What the exercise asks:
Without the pictures, copy the entries below word for word.

Supplied entries:
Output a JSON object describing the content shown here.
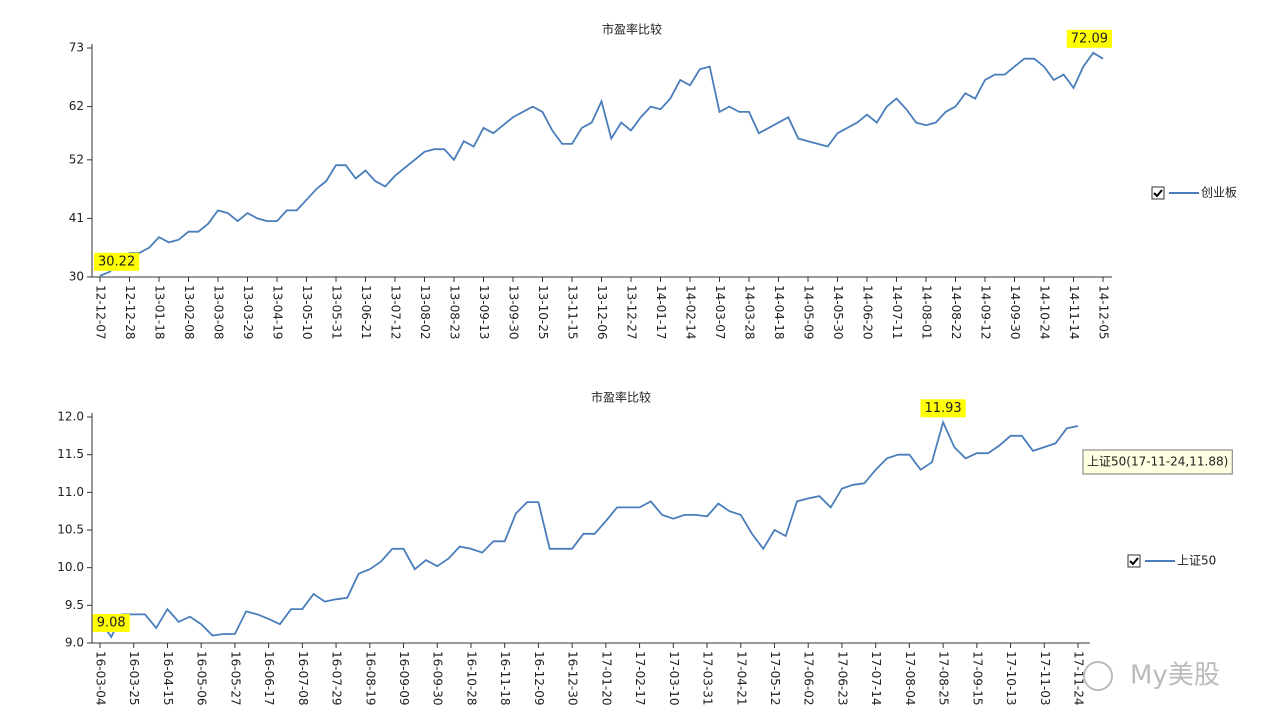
{
  "chart_data": [
    {
      "type": "line",
      "title": "市盈率比较",
      "categories": [
        "12-12-07",
        null,
        null,
        "12-12-28",
        null,
        null,
        "13-01-18",
        null,
        null,
        "13-02-08",
        null,
        null,
        "13-03-08",
        null,
        null,
        "13-03-29",
        null,
        null,
        "13-04-19",
        null,
        null,
        "13-05-10",
        null,
        null,
        "13-05-31",
        null,
        null,
        "13-06-21",
        null,
        null,
        "13-07-12",
        null,
        null,
        "13-08-02",
        null,
        null,
        "13-08-23",
        null,
        null,
        "13-09-13",
        null,
        null,
        "13-09-30",
        null,
        null,
        "13-10-25",
        null,
        null,
        "13-11-15",
        null,
        null,
        "13-12-06",
        null,
        null,
        "13-12-27",
        null,
        null,
        "14-01-17",
        null,
        null,
        "14-02-14",
        null,
        null,
        "14-03-07",
        null,
        null,
        "14-03-28",
        null,
        null,
        "14-04-18",
        null,
        null,
        "14-05-09",
        null,
        null,
        "14-05-30",
        null,
        null,
        "14-06-20",
        null,
        null,
        "14-07-11",
        null,
        null,
        "14-08-01",
        null,
        null,
        "14-08-22",
        null,
        null,
        "14-09-12",
        null,
        null,
        "14-09-30",
        null,
        null,
        "14-10-24",
        null,
        null,
        "14-11-14",
        null,
        null,
        "14-12-05"
      ],
      "series": [
        {
          "name": "创业板",
          "color": "#4a7ebb",
          "values": [
            30.22,
            31,
            33,
            34.5,
            34.5,
            35.5,
            37.5,
            36.5,
            37,
            38.5,
            38.5,
            40,
            42.5,
            42,
            40.5,
            42,
            41,
            40.5,
            40.5,
            42.5,
            42.5,
            44.5,
            46.5,
            48,
            51,
            51,
            48.5,
            50,
            48,
            47,
            49,
            50.5,
            52,
            53.5,
            54,
            54,
            52,
            55.5,
            54.5,
            58,
            57,
            58.5,
            60,
            61,
            62,
            61,
            57.5,
            55,
            55,
            58,
            59,
            63,
            56,
            59,
            57.5,
            60,
            62,
            61.5,
            63.5,
            67,
            66,
            69,
            69.5,
            61,
            62,
            61,
            61,
            57,
            58,
            59,
            60,
            56,
            55.5,
            55,
            54.5,
            57,
            58,
            59,
            60.5,
            59,
            62,
            63.5,
            61.5,
            59,
            58.5,
            59,
            61,
            62,
            64.5,
            63.5,
            67,
            68,
            68,
            69.5,
            71,
            71,
            69.5,
            67,
            68,
            65.5,
            69.5,
            72.09,
            71
          ],
          "value_labels": [
            "30.22",
            null,
            null,
            null,
            null,
            null,
            null,
            null,
            null,
            null,
            null,
            null,
            null,
            null,
            null,
            null,
            null,
            null,
            null,
            null,
            null,
            null,
            null,
            null,
            null,
            null,
            null,
            null,
            null,
            null,
            null,
            null,
            null,
            null,
            null,
            null,
            null,
            null,
            null,
            null,
            null,
            null,
            null,
            null,
            null,
            null,
            null,
            null,
            null,
            null,
            null,
            null,
            null,
            null,
            null,
            null,
            null,
            null,
            null,
            null,
            null,
            null,
            null,
            null,
            null,
            null,
            null,
            null,
            null,
            null,
            null,
            null,
            null,
            null,
            null,
            null,
            null,
            null,
            null,
            null,
            null,
            null,
            null,
            null,
            null,
            null,
            null,
            null,
            null,
            null,
            null,
            null,
            null,
            null,
            null,
            null,
            null,
            null,
            null,
            null,
            null,
            "72.09",
            null
          ]
        }
      ],
      "ylim": [
        30,
        73
      ],
      "yticks": [
        30,
        41,
        52,
        62,
        73
      ],
      "legend": "right"
    },
    {
      "type": "line",
      "title": "市盈率比较",
      "categories": [
        "16-03-04",
        null,
        null,
        "16-03-25",
        null,
        null,
        "16-04-15",
        null,
        null,
        "16-05-06",
        null,
        null,
        "16-05-27",
        null,
        null,
        "16-06-17",
        null,
        null,
        "16-07-08",
        null,
        null,
        "16-07-29",
        null,
        null,
        "16-08-19",
        null,
        null,
        "16-09-09",
        null,
        null,
        "16-09-30",
        null,
        null,
        "16-10-28",
        null,
        null,
        "16-11-18",
        null,
        null,
        "16-12-09",
        null,
        null,
        "16-12-30",
        null,
        null,
        "17-01-20",
        null,
        null,
        "17-02-17",
        null,
        null,
        "17-03-10",
        null,
        null,
        "17-03-31",
        null,
        null,
        "17-04-21",
        null,
        null,
        "17-05-12",
        null,
        null,
        "17-06-02",
        null,
        null,
        "17-06-23",
        null,
        null,
        "17-07-14",
        null,
        null,
        "17-08-04",
        null,
        null,
        "17-08-25",
        null,
        null,
        "17-09-15",
        null,
        null,
        "17-10-13",
        null,
        null,
        "17-11-03",
        null,
        null,
        "17-11-24"
      ],
      "series": [
        {
          "name": "上证50",
          "color": "#4a7ebb",
          "values": [
            9.3,
            9.08,
            9.38,
            9.38,
            9.38,
            9.2,
            9.45,
            9.28,
            9.35,
            9.25,
            9.1,
            9.12,
            9.12,
            9.42,
            9.38,
            9.32,
            9.25,
            9.45,
            9.45,
            9.65,
            9.55,
            9.58,
            9.6,
            9.92,
            9.98,
            10.08,
            10.25,
            10.25,
            9.98,
            10.1,
            10.02,
            10.12,
            10.28,
            10.25,
            10.2,
            10.35,
            10.35,
            10.72,
            10.87,
            10.87,
            10.25,
            10.25,
            10.25,
            10.45,
            10.45,
            10.62,
            10.8,
            10.8,
            10.8,
            10.88,
            10.7,
            10.65,
            10.7,
            10.7,
            10.68,
            10.85,
            10.75,
            10.7,
            10.45,
            10.25,
            10.5,
            10.42,
            10.88,
            10.92,
            10.95,
            10.8,
            11.05,
            11.1,
            11.12,
            11.3,
            11.45,
            11.5,
            11.5,
            11.3,
            11.4,
            11.93,
            11.6,
            11.45,
            11.52,
            11.52,
            11.62,
            11.75,
            11.75,
            11.55,
            11.6,
            11.65,
            11.85,
            11.88
          ],
          "value_labels": [
            null,
            "9.08",
            null,
            null,
            null,
            null,
            null,
            null,
            null,
            null,
            null,
            null,
            null,
            null,
            null,
            null,
            null,
            null,
            null,
            null,
            null,
            null,
            null,
            null,
            null,
            null,
            null,
            null,
            null,
            null,
            null,
            null,
            null,
            null,
            null,
            null,
            null,
            null,
            null,
            null,
            null,
            null,
            null,
            null,
            null,
            null,
            null,
            null,
            null,
            null,
            null,
            null,
            null,
            null,
            null,
            null,
            null,
            null,
            null,
            null,
            null,
            null,
            null,
            null,
            null,
            null,
            null,
            null,
            null,
            null,
            null,
            null,
            null,
            null,
            null,
            "11.93",
            null,
            null,
            null,
            null,
            null,
            null,
            null,
            null,
            null,
            null,
            null,
            null
          ]
        }
      ],
      "ylim": [
        9,
        12
      ],
      "yticks": [
        {
          "value": 9,
          "label": "9.0"
        },
        9.5,
        {
          "value": 10,
          "label": "10.0"
        },
        10.5,
        {
          "value": 11,
          "label": "11.0"
        },
        11.5,
        {
          "value": 12,
          "label": "12.0"
        }
      ],
      "tooltip": "上证50(17-11-24,11.88)",
      "legend": "right"
    }
  ],
  "watermark": "My美股"
}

Worked answer:
Output a JSON object describing the content shown here.
{
  "chart_data": [
    {
      "type": "line",
      "title": "市盈率比较",
      "categories": [
        "12-12-07",
        null,
        null,
        "12-12-28",
        null,
        null,
        "13-01-18",
        null,
        null,
        "13-02-08",
        null,
        null,
        "13-03-08",
        null,
        null,
        "13-03-29",
        null,
        null,
        "13-04-19",
        null,
        null,
        "13-05-10",
        null,
        null,
        "13-05-31",
        null,
        null,
        "13-06-21",
        null,
        null,
        "13-07-12",
        null,
        null,
        "13-08-02",
        null,
        null,
        "13-08-23",
        null,
        null,
        "13-09-13",
        null,
        null,
        "13-09-30",
        null,
        null,
        "13-10-25",
        null,
        null,
        "13-11-15",
        null,
        null,
        "13-12-06",
        null,
        null,
        "13-12-27",
        null,
        null,
        "14-01-17",
        null,
        null,
        "14-02-14",
        null,
        null,
        "14-03-07",
        null,
        null,
        "14-03-28",
        null,
        null,
        "14-04-18",
        null,
        null,
        "14-05-09",
        null,
        null,
        "14-05-30",
        null,
        null,
        "14-06-20",
        null,
        null,
        "14-07-11",
        null,
        null,
        "14-08-01",
        null,
        null,
        "14-08-22",
        null,
        null,
        "14-09-12",
        null,
        null,
        "14-09-30",
        null,
        null,
        "14-10-24",
        null,
        null,
        "14-11-14",
        null,
        null,
        "14-12-05"
      ],
      "series": [
        {
          "name": "创业板",
          "color": "#4a7ebb",
          "values": [
            30.22,
            31,
            33,
            34.5,
            34.5,
            35.5,
            37.5,
            36.5,
            37,
            38.5,
            38.5,
            40,
            42.5,
            42,
            40.5,
            42,
            41,
            40.5,
            40.5,
            42.5,
            42.5,
            44.5,
            46.5,
            48,
            51,
            51,
            48.5,
            50,
            48,
            47,
            49,
            50.5,
            52,
            53.5,
            54,
            54,
            52,
            55.5,
            54.5,
            58,
            57,
            58.5,
            60,
            61,
            62,
            61,
            57.5,
            55,
            55,
            58,
            59,
            63,
            56,
            59,
            57.5,
            60,
            62,
            61.5,
            63.5,
            67,
            66,
            69,
            69.5,
            61,
            62,
            61,
            61,
            57,
            58,
            59,
            60,
            56,
            55.5,
            55,
            54.5,
            57,
            58,
            59,
            60.5,
            59,
            62,
            63.5,
            61.5,
            59,
            58.5,
            59,
            61,
            62,
            64.5,
            63.5,
            67,
            68,
            68,
            69.5,
            71,
            71,
            69.5,
            67,
            68,
            65.5,
            69.5,
            72.09,
            71
          ],
          "value_labels": [
            "30.22",
            null,
            null,
            null,
            null,
            null,
            null,
            null,
            null,
            null,
            null,
            null,
            null,
            null,
            null,
            null,
            null,
            null,
            null,
            null,
            null,
            null,
            null,
            null,
            null,
            null,
            null,
            null,
            null,
            null,
            null,
            null,
            null,
            null,
            null,
            null,
            null,
            null,
            null,
            null,
            null,
            null,
            null,
            null,
            null,
            null,
            null,
            null,
            null,
            null,
            null,
            null,
            null,
            null,
            null,
            null,
            null,
            null,
            null,
            null,
            null,
            null,
            null,
            null,
            null,
            null,
            null,
            null,
            null,
            null,
            null,
            null,
            null,
            null,
            null,
            null,
            null,
            null,
            null,
            null,
            null,
            null,
            null,
            null,
            null,
            null,
            null,
            null,
            null,
            null,
            null,
            null,
            null,
            null,
            null,
            null,
            null,
            null,
            null,
            null,
            null,
            "72.09",
            null
          ]
        }
      ],
      "ylim": [
        30,
        73
      ],
      "yticks": [
        30,
        41,
        52,
        62,
        73
      ],
      "legend": "right"
    },
    {
      "type": "line",
      "title": "市盈率比较",
      "categories": [
        "16-03-04",
        null,
        null,
        "16-03-25",
        null,
        null,
        "16-04-15",
        null,
        null,
        "16-05-06",
        null,
        null,
        "16-05-27",
        null,
        null,
        "16-06-17",
        null,
        null,
        "16-07-08",
        null,
        null,
        "16-07-29",
        null,
        null,
        "16-08-19",
        null,
        null,
        "16-09-09",
        null,
        null,
        "16-09-30",
        null,
        null,
        "16-10-28",
        null,
        null,
        "16-11-18",
        null,
        null,
        "16-12-09",
        null,
        null,
        "16-12-30",
        null,
        null,
        "17-01-20",
        null,
        null,
        "17-02-17",
        null,
        null,
        "17-03-10",
        null,
        null,
        "17-03-31",
        null,
        null,
        "17-04-21",
        null,
        null,
        "17-05-12",
        null,
        null,
        "17-06-02",
        null,
        null,
        "17-06-23",
        null,
        null,
        "17-07-14",
        null,
        null,
        "17-08-04",
        null,
        null,
        "17-08-25",
        null,
        null,
        "17-09-15",
        null,
        null,
        "17-10-13",
        null,
        null,
        "17-11-03",
        null,
        null,
        "17-11-24"
      ],
      "series": [
        {
          "name": "上证50",
          "color": "#4a7ebb",
          "values": [
            9.3,
            9.08,
            9.38,
            9.38,
            9.38,
            9.2,
            9.45,
            9.28,
            9.35,
            9.25,
            9.1,
            9.12,
            9.12,
            9.42,
            9.38,
            9.32,
            9.25,
            9.45,
            9.45,
            9.65,
            9.55,
            9.58,
            9.6,
            9.92,
            9.98,
            10.08,
            10.25,
            10.25,
            9.98,
            10.1,
            10.02,
            10.12,
            10.28,
            10.25,
            10.2,
            10.35,
            10.35,
            10.72,
            10.87,
            10.87,
            10.25,
            10.25,
            10.25,
            10.45,
            10.45,
            10.62,
            10.8,
            10.8,
            10.8,
            10.88,
            10.7,
            10.65,
            10.7,
            10.7,
            10.68,
            10.85,
            10.75,
            10.7,
            10.45,
            10.25,
            10.5,
            10.42,
            10.88,
            10.92,
            10.95,
            10.8,
            11.05,
            11.1,
            11.12,
            11.3,
            11.45,
            11.5,
            11.5,
            11.3,
            11.4,
            11.93,
            11.6,
            11.45,
            11.52,
            11.52,
            11.62,
            11.75,
            11.75,
            11.55,
            11.6,
            11.65,
            11.85,
            11.88
          ],
          "value_labels": [
            null,
            "9.08",
            null,
            null,
            null,
            null,
            null,
            null,
            null,
            null,
            null,
            null,
            null,
            null,
            null,
            null,
            null,
            null,
            null,
            null,
            null,
            null,
            null,
            null,
            null,
            null,
            null,
            null,
            null,
            null,
            null,
            null,
            null,
            null,
            null,
            null,
            null,
            null,
            null,
            null,
            null,
            null,
            null,
            null,
            null,
            null,
            null,
            null,
            null,
            null,
            null,
            null,
            null,
            null,
            null,
            null,
            null,
            null,
            null,
            null,
            null,
            null,
            null,
            null,
            null,
            null,
            null,
            null,
            null,
            null,
            null,
            null,
            null,
            null,
            null,
            "11.93",
            null,
            null,
            null,
            null,
            null,
            null,
            null,
            null,
            null,
            null,
            null,
            null
          ]
        }
      ],
      "ylim": [
        9,
        12
      ],
      "yticks": [
        {
          "value": 9,
          "label": "9.0"
        },
        9.5,
        {
          "value": 10,
          "label": "10.0"
        },
        10.5,
        {
          "value": 11,
          "label": "11.0"
        },
        11.5,
        {
          "value": 12,
          "label": "12.0"
        }
      ],
      "tooltip": "上证50(17-11-24,11.88)",
      "legend": "right"
    }
  ],
  "watermark": "My美股"
}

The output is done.